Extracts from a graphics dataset
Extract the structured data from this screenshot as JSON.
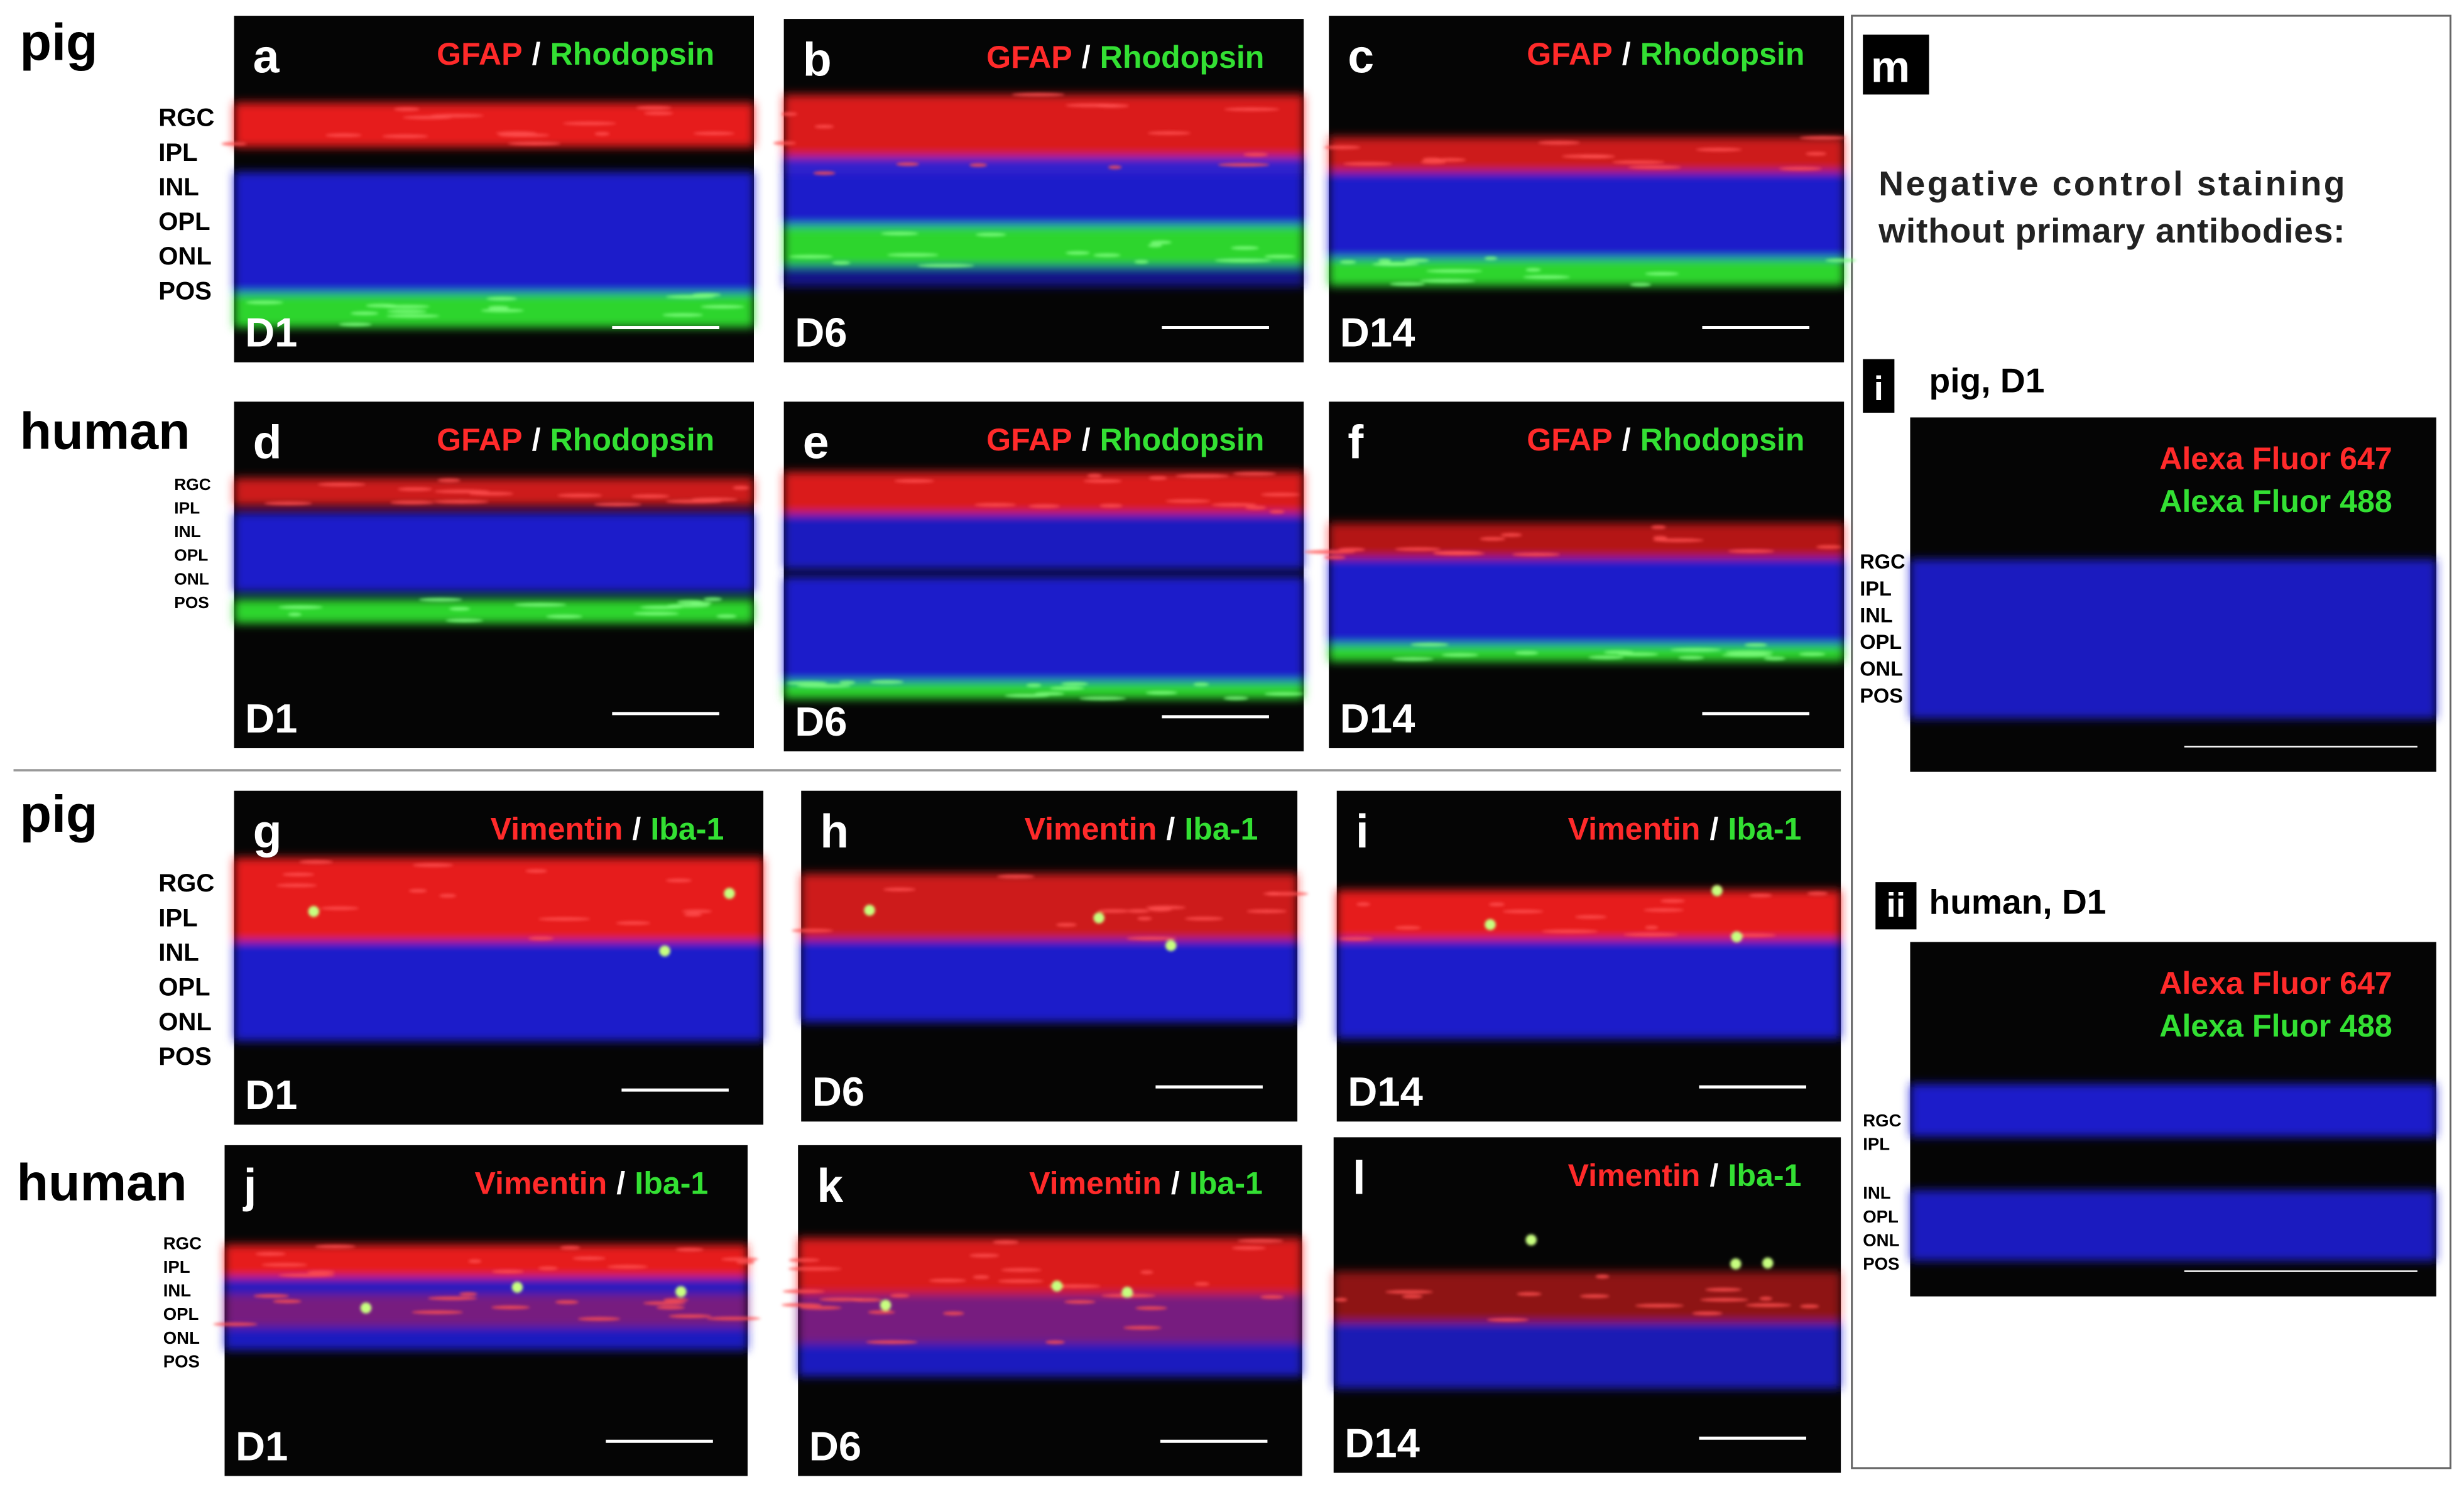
{
  "row_labels": [
    "pig",
    "human",
    "pig",
    "human"
  ],
  "panels": [
    {
      "letter": "a",
      "stain_red": "GFAP",
      "separator": "/",
      "stain_green": "Rhodopsin",
      "day": "D1"
    },
    {
      "letter": "b",
      "stain_red": "GFAP",
      "separator": "/",
      "stain_green": "Rhodopsin",
      "day": "D6"
    },
    {
      "letter": "c",
      "stain_red": "GFAP",
      "separator": "/",
      "stain_green": "Rhodopsin",
      "day": "D14"
    },
    {
      "letter": "d",
      "stain_red": "GFAP",
      "separator": "/",
      "stain_green": "Rhodopsin",
      "day": "D1"
    },
    {
      "letter": "e",
      "stain_red": "GFAP",
      "separator": "/",
      "stain_green": "Rhodopsin",
      "day": "D6"
    },
    {
      "letter": "f",
      "stain_red": "GFAP",
      "separator": "/",
      "stain_green": "Rhodopsin",
      "day": "D14"
    },
    {
      "letter": "g",
      "stain_red": "Vimentin",
      "separator": "/",
      "stain_green": "Iba-1",
      "day": "D1"
    },
    {
      "letter": "h",
      "stain_red": "Vimentin",
      "separator": "/",
      "stain_green": "Iba-1",
      "day": "D6"
    },
    {
      "letter": "i",
      "stain_red": "Vimentin",
      "separator": "/",
      "stain_green": "Iba-1",
      "day": "D14"
    },
    {
      "letter": "j",
      "stain_red": "Vimentin",
      "separator": "/",
      "stain_green": "Iba-1",
      "day": "D1"
    },
    {
      "letter": "k",
      "stain_red": "Vimentin",
      "separator": "/",
      "stain_green": "Iba-1",
      "day": "D6"
    },
    {
      "letter": "l",
      "stain_red": "Vimentin",
      "separator": "/",
      "stain_green": "Iba-1",
      "day": "D14"
    }
  ],
  "layer_labels": [
    [
      "RGC",
      "IPL",
      "INL",
      "OPL",
      "ONL",
      "POS"
    ],
    [
      "RGC",
      "IPL",
      "INL",
      "OPL",
      "ONL",
      "POS"
    ],
    [
      "RGC",
      "IPL",
      "INL",
      "OPL",
      "ONL",
      "POS"
    ],
    [
      "RGC",
      "IPL",
      "INL",
      "OPL",
      "ONL",
      "POS"
    ]
  ],
  "control": {
    "letter": "m",
    "text": [
      "Negative control staining",
      "without primary antibodies:"
    ],
    "subpanels": [
      {
        "numeral": "i",
        "title": "pig, D1",
        "red_label": "Alexa Fluor 647",
        "green_label": "Alexa Fluor 488",
        "layers": [
          "RGC",
          "IPL",
          "INL",
          "OPL",
          "ONL",
          "POS"
        ]
      },
      {
        "numeral": "ii",
        "title": "human, D1",
        "red_label": "Alexa Fluor 647",
        "green_label": "Alexa Fluor 488",
        "layers": [
          "RGC",
          "IPL",
          "INL",
          "OPL",
          "ONL",
          "POS"
        ]
      }
    ]
  }
}
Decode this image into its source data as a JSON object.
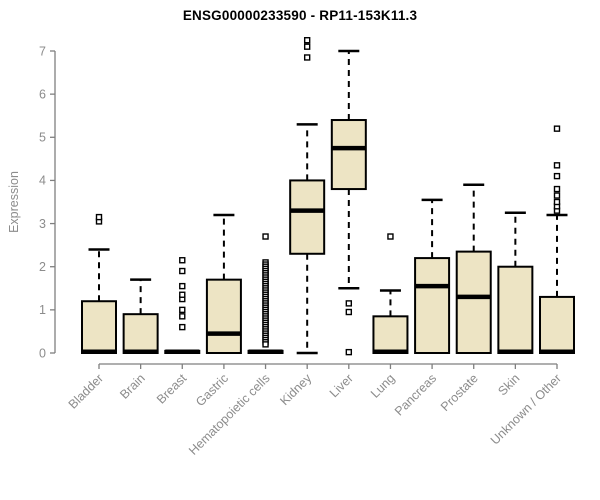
{
  "title": "ENSG00000233590 - RP11-153K11.3",
  "chart_data": {
    "type": "boxplot",
    "title": "ENSG00000233590 - RP11-153K11.3",
    "xlabel": "",
    "ylabel": "Expression",
    "ylim": [
      0,
      7
    ],
    "yticks": [
      0,
      1,
      2,
      3,
      4,
      5,
      6,
      7
    ],
    "grid": "off",
    "legend": "none",
    "categories": [
      "Bladder",
      "Brain",
      "Breast",
      "Gastric",
      "Hematopoietic cells",
      "Kidney",
      "Liver",
      "Lung",
      "Pancreas",
      "Prostate",
      "Skin",
      "Unknown / Other"
    ],
    "boxes": [
      {
        "category": "Bladder",
        "whisker_low": 0,
        "q1": 0,
        "median": 0.03,
        "q3": 1.2,
        "whisker_high": 2.4,
        "outliers": [
          3.05,
          3.15
        ]
      },
      {
        "category": "Brain",
        "whisker_low": 0,
        "q1": 0,
        "median": 0.03,
        "q3": 0.9,
        "whisker_high": 1.7,
        "outliers": []
      },
      {
        "category": "Breast",
        "whisker_low": 0,
        "q1": 0,
        "median": 0.03,
        "q3": 0.05,
        "whisker_high": 0.05,
        "outliers": [
          0.6,
          0.85,
          1.0,
          1.25,
          1.35,
          1.55,
          1.9,
          2.15
        ]
      },
      {
        "category": "Gastric",
        "whisker_low": 0,
        "q1": 0,
        "median": 0.45,
        "q3": 1.7,
        "whisker_high": 3.2,
        "outliers": []
      },
      {
        "category": "Hematopoietic cells",
        "whisker_low": 0,
        "q1": 0,
        "median": 0.03,
        "q3": 0.05,
        "whisker_high": 0.05,
        "outliers": [
          2.7,
          2.1,
          2.05,
          2.0,
          1.95,
          1.9,
          1.85,
          1.8,
          1.75,
          1.7,
          1.65,
          1.6,
          1.55,
          1.5,
          1.45,
          1.4,
          1.35,
          1.3,
          1.25,
          1.2,
          1.15,
          1.1,
          1.05,
          1.0,
          0.95,
          0.9,
          0.85,
          0.8,
          0.75,
          0.7,
          0.65,
          0.6,
          0.55,
          0.5,
          0.45,
          0.4,
          0.35,
          0.3,
          0.25,
          0.2
        ]
      },
      {
        "category": "Kidney",
        "whisker_low": 0,
        "q1": 2.3,
        "median": 3.3,
        "q3": 4.0,
        "whisker_high": 5.3,
        "outliers": [
          6.85,
          7.1,
          7.25
        ]
      },
      {
        "category": "Liver",
        "whisker_low": 1.5,
        "q1": 3.8,
        "median": 4.75,
        "q3": 5.4,
        "whisker_high": 7.0,
        "outliers": [
          1.15,
          0.95,
          0.02
        ]
      },
      {
        "category": "Lung",
        "whisker_low": 0,
        "q1": 0,
        "median": 0.03,
        "q3": 0.85,
        "whisker_high": 1.45,
        "outliers": [
          2.7
        ]
      },
      {
        "category": "Pancreas",
        "whisker_low": 0,
        "q1": 0,
        "median": 1.55,
        "q3": 2.2,
        "whisker_high": 3.55,
        "outliers": []
      },
      {
        "category": "Prostate",
        "whisker_low": 0,
        "q1": 0,
        "median": 1.3,
        "q3": 2.35,
        "whisker_high": 3.9,
        "outliers": []
      },
      {
        "category": "Skin",
        "whisker_low": 0,
        "q1": 0,
        "median": 0.03,
        "q3": 2.0,
        "whisker_high": 3.25,
        "outliers": []
      },
      {
        "category": "Unknown / Other",
        "whisker_low": 0,
        "q1": 0,
        "median": 0.03,
        "q3": 1.3,
        "whisker_high": 3.2,
        "outliers": [
          3.3,
          3.4,
          3.5,
          3.65,
          3.8,
          4.1,
          4.35,
          5.2
        ]
      }
    ],
    "colors": {
      "box_fill": "#EDE4C4",
      "box_stroke": "#000000",
      "median": "#000000",
      "whisker": "#000000",
      "outlier_fill": "#FFFFFF",
      "outlier_stroke": "#000000",
      "axis": "#7F7F7F",
      "tick_label": "#8C8C8C",
      "title": "#000000",
      "background": "#FFFFFF"
    }
  }
}
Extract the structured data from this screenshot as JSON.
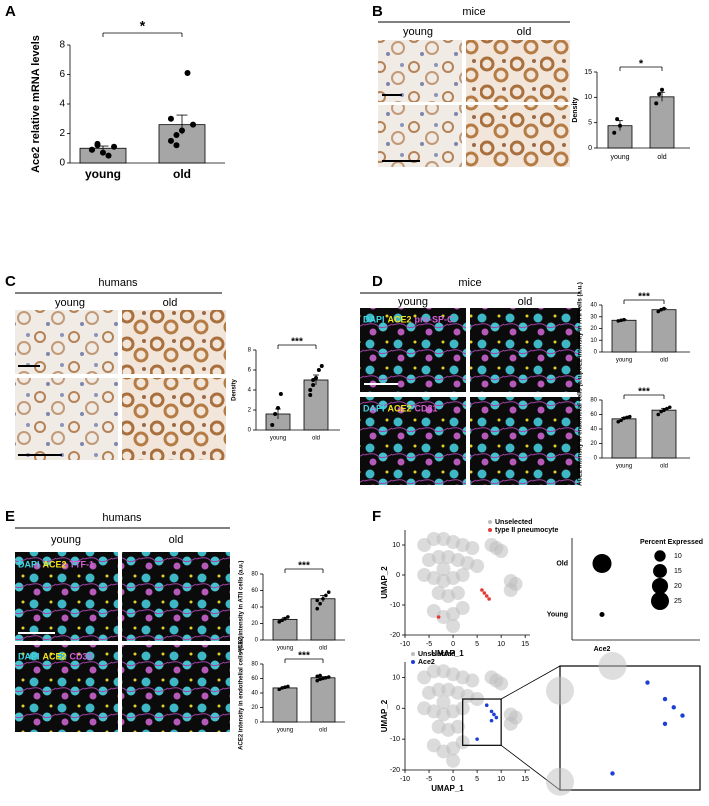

Problem statement: Every line of the data above is to be set down exactly; the pictures are not.

Response box:
Extract the structured data from this screenshot as JSON.
{
  "row_labels": [
    "pig",
    "human",
    "pig",
    "human"
  ],
  "panels": [
    {
      "letter": "a",
      "stain_red": "GFAP",
      "separator": "/",
      "stain_green": "Rhodopsin",
      "day": "D1"
    },
    {
      "letter": "b",
      "stain_red": "GFAP",
      "separator": "/",
      "stain_green": "Rhodopsin",
      "day": "D6"
    },
    {
      "letter": "c",
      "stain_red": "GFAP",
      "separator": "/",
      "stain_green": "Rhodopsin",
      "day": "D14"
    },
    {
      "letter": "d",
      "stain_red": "GFAP",
      "separator": "/",
      "stain_green": "Rhodopsin",
      "day": "D1"
    },
    {
      "letter": "e",
      "stain_red": "GFAP",
      "separator": "/",
      "stain_green": "Rhodopsin",
      "day": "D6"
    },
    {
      "letter": "f",
      "stain_red": "GFAP",
      "separator": "/",
      "stain_green": "Rhodopsin",
      "day": "D14"
    },
    {
      "letter": "g",
      "stain_red": "Vimentin",
      "separator": "/",
      "stain_green": "Iba-1",
      "day": "D1"
    },
    {
      "letter": "h",
      "stain_red": "Vimentin",
      "separator": "/",
      "stain_green": "Iba-1",
      "day": "D6"
    },
    {
      "letter": "i",
      "stain_red": "Vimentin",
      "separator": "/",
      "stain_green": "Iba-1",
      "day": "D14"
    },
    {
      "letter": "j",
      "stain_red": "Vimentin",
      "separator": "/",
      "stain_green": "Iba-1",
      "day": "D1"
    },
    {
      "letter": "k",
      "stain_red": "Vimentin",
      "separator": "/",
      "stain_green": "Iba-1",
      "day": "D6"
    },
    {
      "letter": "l",
      "stain_red": "Vimentin",
      "separator": "/",
      "stain_green": "Iba-1",
      "day": "D14"
    }
  ],
  "layer_labels": [
    [
      "RGC",
      "IPL",
      "INL",
      "OPL",
      "ONL",
      "POS"
    ],
    [
      "RGC",
      "IPL",
      "INL",
      "OPL",
      "ONL",
      "POS"
    ],
    [
      "RGC",
      "IPL",
      "INL",
      "OPL",
      "ONL",
      "POS"
    ],
    [
      "RGC",
      "IPL",
      "INL",
      "OPL",
      "ONL",
      "POS"
    ]
  ],
  "control": {
    "letter": "m",
    "text": [
      "Negative control staining",
      "without primary antibodies:"
    ],
    "subpanels": [
      {
        "numeral": "i",
        "title": "pig, D1",
        "red_label": "Alexa Fluor 647",
        "green_label": "Alexa Fluor 488",
        "layers": [
          "RGC",
          "IPL",
          "INL",
          "OPL",
          "ONL",
          "POS"
        ]
      },
      {
        "numeral": "ii",
        "title": "human, D1",
        "red_label": "Alexa Fluor 647",
        "green_label": "Alexa Fluor 488",
        "layers": [
          "RGC",
          "IPL",
          "INL",
          "OPL",
          "ONL",
          "POS"
        ]
      }
    ]
  }
}
Decode this image into its source data as a JSON object.
{
  "title": "ENSG00000233590 - RP11-153K11.3",
  "chart_data": {
    "type": "boxplot",
    "title": "ENSG00000233590 - RP11-153K11.3",
    "xlabel": "",
    "ylabel": "Expression",
    "ylim": [
      0,
      7
    ],
    "yticks": [
      0,
      1,
      2,
      3,
      4,
      5,
      6,
      7
    ],
    "grid": "off",
    "legend": "none",
    "categories": [
      "Bladder",
      "Brain",
      "Breast",
      "Gastric",
      "Hematopoietic cells",
      "Kidney",
      "Liver",
      "Lung",
      "Pancreas",
      "Prostate",
      "Skin",
      "Unknown / Other"
    ],
    "boxes": [
      {
        "category": "Bladder",
        "whisker_low": 0,
        "q1": 0,
        "median": 0.03,
        "q3": 1.2,
        "whisker_high": 2.4,
        "outliers": [
          3.05,
          3.15
        ]
      },
      {
        "category": "Brain",
        "whisker_low": 0,
        "q1": 0,
        "median": 0.03,
        "q3": 0.9,
        "whisker_high": 1.7,
        "outliers": []
      },
      {
        "category": "Breast",
        "whisker_low": 0,
        "q1": 0,
        "median": 0.03,
        "q3": 0.05,
        "whisker_high": 0.05,
        "outliers": [
          0.6,
          0.85,
          1.0,
          1.25,
          1.35,
          1.55,
          1.9,
          2.15
        ]
      },
      {
        "category": "Gastric",
        "whisker_low": 0,
        "q1": 0,
        "median": 0.45,
        "q3": 1.7,
        "whisker_high": 3.2,
        "outliers": []
      },
      {
        "category": "Hematopoietic cells",
        "whisker_low": 0,
        "q1": 0,
        "median": 0.03,
        "q3": 0.05,
        "whisker_high": 0.05,
        "outliers": [
          2.7,
          2.1,
          2.05,
          2.0,
          1.95,
          1.9,
          1.85,
          1.8,
          1.75,
          1.7,
          1.65,
          1.6,
          1.55,
          1.5,
          1.45,
          1.4,
          1.35,
          1.3,
          1.25,
          1.2,
          1.15,
          1.1,
          1.05,
          1.0,
          0.95,
          0.9,
          0.85,
          0.8,
          0.75,
          0.7,
          0.65,
          0.6,
          0.55,
          0.5,
          0.45,
          0.4,
          0.35,
          0.3,
          0.25,
          0.2
        ]
      },
      {
        "category": "Kidney",
        "whisker_low": 0,
        "q1": 2.3,
        "median": 3.3,
        "q3": 4.0,
        "whisker_high": 5.3,
        "outliers": [
          6.85,
          7.1,
          7.25
        ]
      },
      {
        "category": "Liver",
        "whisker_low": 1.5,
        "q1": 3.8,
        "median": 4.75,
        "q3": 5.4,
        "whisker_high": 7.0,
        "outliers": [
          1.15,
          0.95,
          0.02
        ]
      },
      {
        "category": "Lung",
        "whisker_low": 0,
        "q1": 0,
        "median": 0.03,
        "q3": 0.85,
        "whisker_high": 1.45,
        "outliers": [
          2.7
        ]
      },
      {
        "category": "Pancreas",
        "whisker_low": 0,
        "q1": 0,
        "median": 1.55,
        "q3": 2.2,
        "whisker_high": 3.55,
        "outliers": []
      },
      {
        "category": "Prostate",
        "whisker_low": 0,
        "q1": 0,
        "median": 1.3,
        "q3": 2.35,
        "whisker_high": 3.9,
        "outliers": []
      },
      {
        "category": "Skin",
        "whisker_low": 0,
        "q1": 0,
        "median": 0.03,
        "q3": 2.0,
        "whisker_high": 3.25,
        "outliers": []
      },
      {
        "category": "Unknown / Other",
        "whisker_low": 0,
        "q1": 0,
        "median": 0.03,
        "q3": 1.3,
        "whisker_high": 3.2,
        "outliers": [
          3.3,
          3.4,
          3.5,
          3.65,
          3.8,
          4.1,
          4.35,
          5.2
        ]
      }
    ],
    "colors": {
      "box_fill": "#EDE4C4",
      "box_stroke": "#000000",
      "median": "#000000",
      "whisker": "#000000",
      "outlier_fill": "#FFFFFF",
      "outlier_stroke": "#000000",
      "axis": "#7F7F7F",
      "tick_label": "#8C8C8C",
      "title": "#000000",
      "background": "#FFFFFF"
    }
  }
}
Extract the structured data from this screenshot as JSON.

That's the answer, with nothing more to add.